* Work required: Copy out all lines where "esclavage" appears.

* Input records:

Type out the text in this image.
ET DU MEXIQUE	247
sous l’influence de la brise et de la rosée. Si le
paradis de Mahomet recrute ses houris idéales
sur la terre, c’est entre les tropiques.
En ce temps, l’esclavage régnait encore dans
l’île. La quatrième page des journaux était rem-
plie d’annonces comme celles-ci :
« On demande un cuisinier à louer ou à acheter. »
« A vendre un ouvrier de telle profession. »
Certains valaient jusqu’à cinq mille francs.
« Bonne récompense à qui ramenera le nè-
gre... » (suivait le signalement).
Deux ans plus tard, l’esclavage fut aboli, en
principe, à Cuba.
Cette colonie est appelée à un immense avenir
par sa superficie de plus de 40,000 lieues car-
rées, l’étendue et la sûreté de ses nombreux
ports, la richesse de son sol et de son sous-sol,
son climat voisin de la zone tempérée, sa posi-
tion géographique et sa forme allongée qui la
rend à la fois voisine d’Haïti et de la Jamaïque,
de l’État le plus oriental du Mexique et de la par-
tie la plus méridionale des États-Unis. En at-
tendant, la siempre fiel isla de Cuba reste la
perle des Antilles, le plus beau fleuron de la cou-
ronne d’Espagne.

* Solution below:
En ce temps, l’esclavage régnait encore dans
Deux ans plus tard, l’esclavage fut aboli, en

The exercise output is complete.